* Task brief *
Write out all lines holding the word "text".

# Data for processing start

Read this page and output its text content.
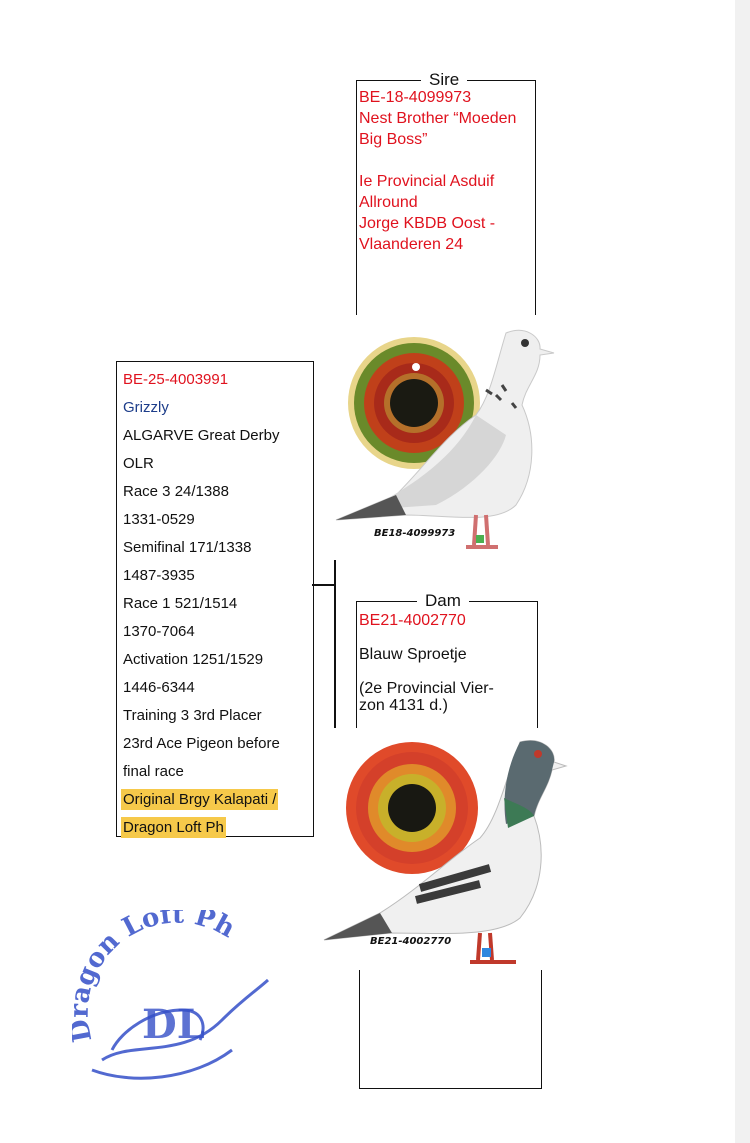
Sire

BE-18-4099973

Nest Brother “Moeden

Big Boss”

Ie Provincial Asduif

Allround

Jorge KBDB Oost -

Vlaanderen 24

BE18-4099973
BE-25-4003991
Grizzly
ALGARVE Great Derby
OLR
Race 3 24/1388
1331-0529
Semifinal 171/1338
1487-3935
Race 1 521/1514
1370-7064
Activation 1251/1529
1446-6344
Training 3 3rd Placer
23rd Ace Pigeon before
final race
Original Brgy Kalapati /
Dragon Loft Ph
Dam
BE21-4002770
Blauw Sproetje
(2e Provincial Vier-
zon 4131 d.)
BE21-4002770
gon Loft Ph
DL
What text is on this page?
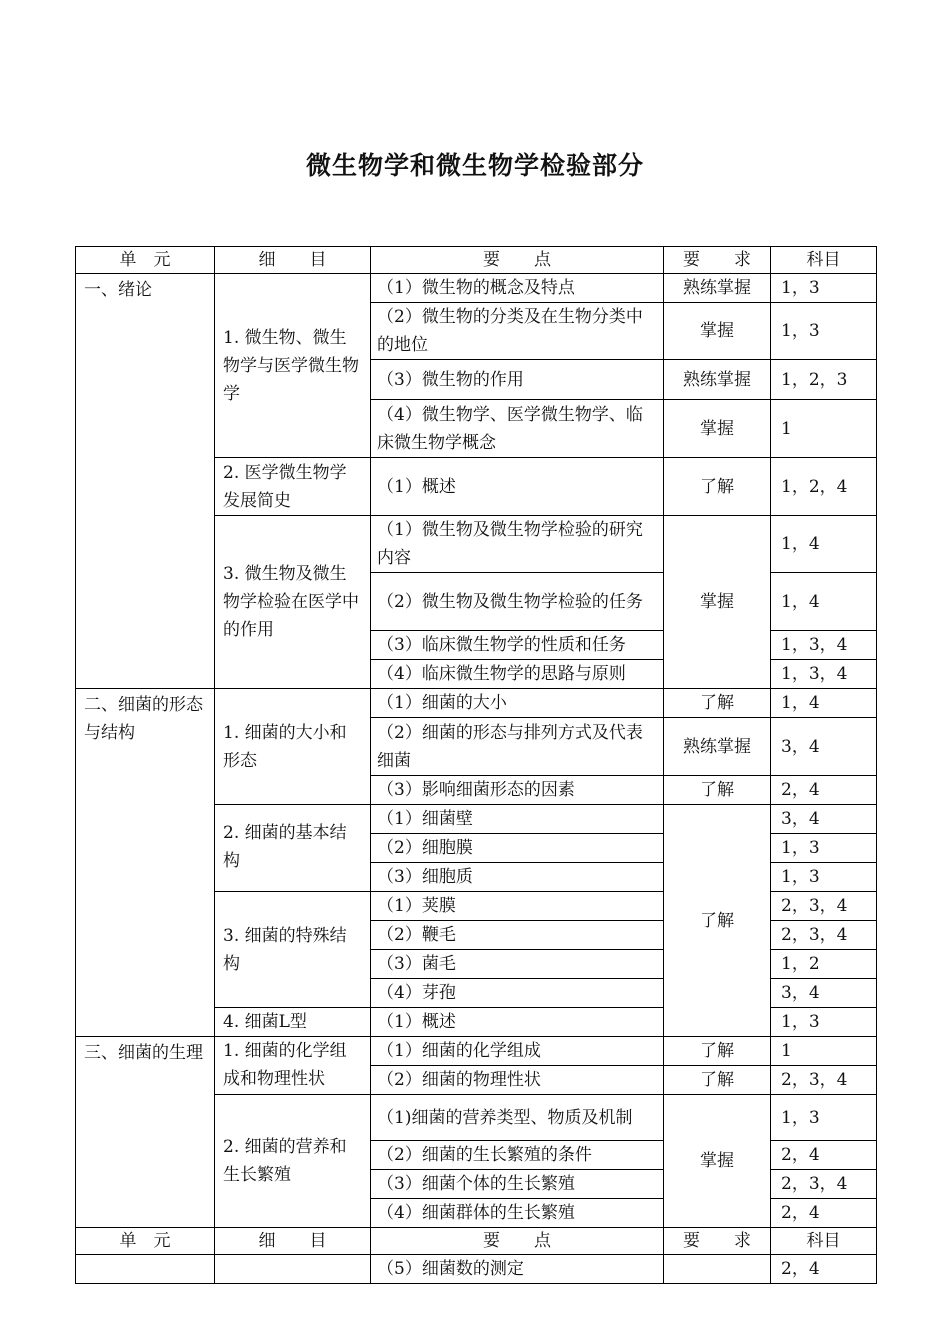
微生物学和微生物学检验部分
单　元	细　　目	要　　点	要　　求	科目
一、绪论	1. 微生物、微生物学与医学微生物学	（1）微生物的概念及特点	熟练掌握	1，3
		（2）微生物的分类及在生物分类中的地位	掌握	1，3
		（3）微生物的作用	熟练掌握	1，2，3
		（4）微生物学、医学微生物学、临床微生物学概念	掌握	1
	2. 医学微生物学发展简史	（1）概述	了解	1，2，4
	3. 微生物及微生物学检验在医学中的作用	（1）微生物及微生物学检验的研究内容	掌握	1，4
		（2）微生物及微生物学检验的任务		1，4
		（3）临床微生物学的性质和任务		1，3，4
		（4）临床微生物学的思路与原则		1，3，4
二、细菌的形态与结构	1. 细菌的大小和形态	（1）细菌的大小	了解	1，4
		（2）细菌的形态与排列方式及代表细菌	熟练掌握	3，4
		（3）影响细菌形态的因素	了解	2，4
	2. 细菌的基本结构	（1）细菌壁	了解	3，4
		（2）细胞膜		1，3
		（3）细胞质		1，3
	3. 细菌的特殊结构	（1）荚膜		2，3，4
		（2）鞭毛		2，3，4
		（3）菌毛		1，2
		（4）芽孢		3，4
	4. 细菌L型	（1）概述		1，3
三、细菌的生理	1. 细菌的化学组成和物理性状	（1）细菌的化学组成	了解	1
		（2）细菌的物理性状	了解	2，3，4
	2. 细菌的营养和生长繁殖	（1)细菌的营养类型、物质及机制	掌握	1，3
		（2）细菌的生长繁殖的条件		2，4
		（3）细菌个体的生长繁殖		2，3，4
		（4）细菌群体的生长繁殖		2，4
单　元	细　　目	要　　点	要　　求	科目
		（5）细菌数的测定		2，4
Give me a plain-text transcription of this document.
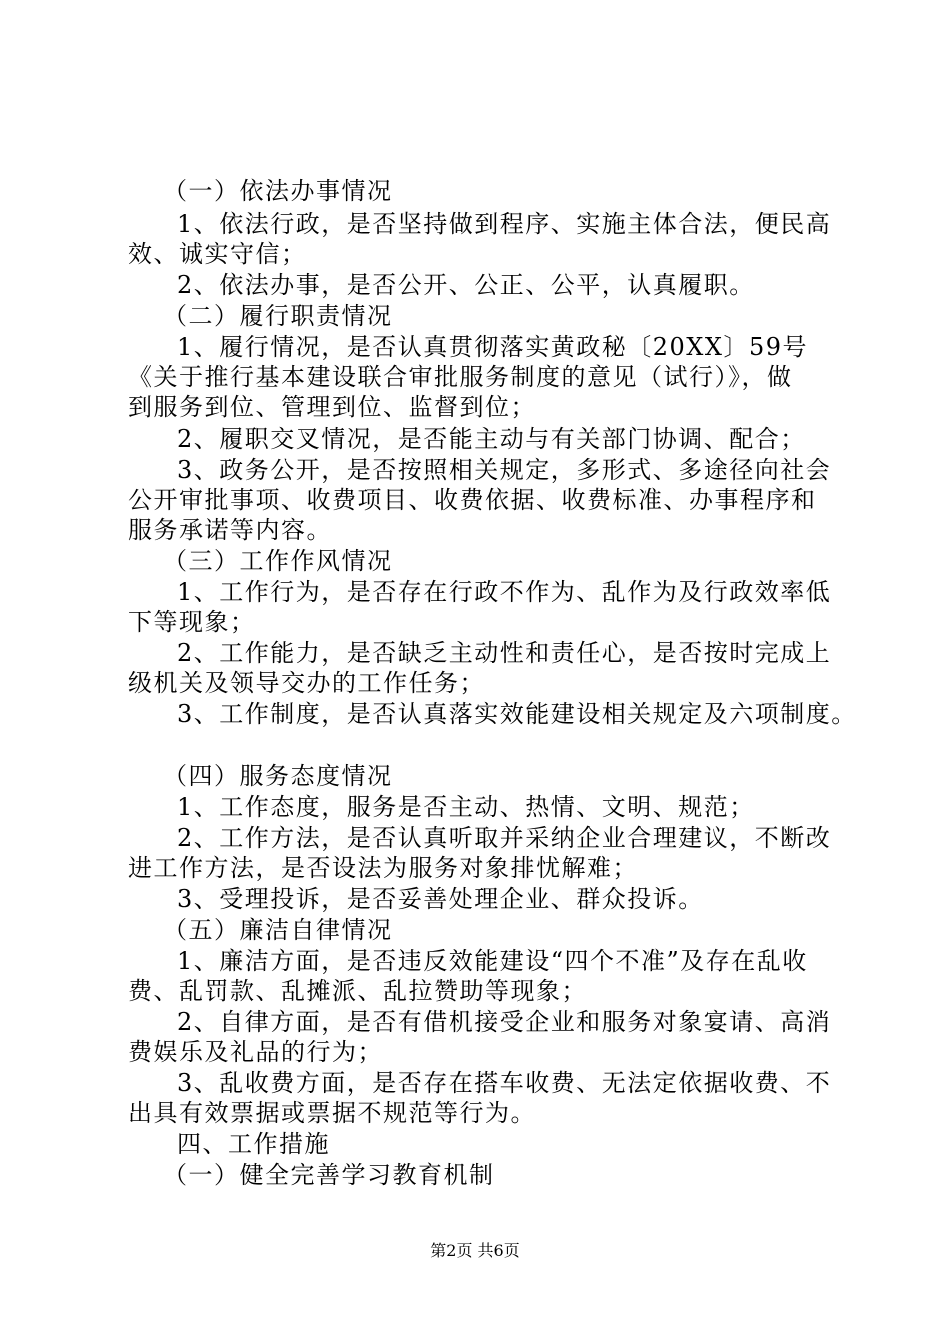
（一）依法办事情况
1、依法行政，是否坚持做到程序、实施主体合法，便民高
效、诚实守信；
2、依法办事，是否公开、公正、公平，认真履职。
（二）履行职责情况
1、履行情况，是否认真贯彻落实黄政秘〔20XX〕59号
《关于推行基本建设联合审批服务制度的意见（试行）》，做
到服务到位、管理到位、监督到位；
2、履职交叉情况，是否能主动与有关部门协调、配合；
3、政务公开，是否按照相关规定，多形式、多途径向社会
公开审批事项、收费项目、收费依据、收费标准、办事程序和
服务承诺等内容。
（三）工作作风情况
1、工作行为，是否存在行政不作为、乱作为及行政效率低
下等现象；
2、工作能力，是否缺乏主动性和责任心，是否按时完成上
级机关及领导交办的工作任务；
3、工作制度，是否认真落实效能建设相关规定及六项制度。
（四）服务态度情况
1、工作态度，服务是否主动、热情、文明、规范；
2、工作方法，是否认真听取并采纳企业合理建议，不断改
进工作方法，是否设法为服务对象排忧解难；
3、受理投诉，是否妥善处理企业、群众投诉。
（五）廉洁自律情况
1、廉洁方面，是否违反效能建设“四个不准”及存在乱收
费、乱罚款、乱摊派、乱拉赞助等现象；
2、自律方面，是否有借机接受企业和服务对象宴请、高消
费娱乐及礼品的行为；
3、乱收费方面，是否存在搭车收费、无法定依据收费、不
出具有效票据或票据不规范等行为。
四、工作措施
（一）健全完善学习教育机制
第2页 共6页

# Data for processing end

* Exercise output *
Read this page and output its text content.
What text is on this page?
Give me a plain-text transcription of this document.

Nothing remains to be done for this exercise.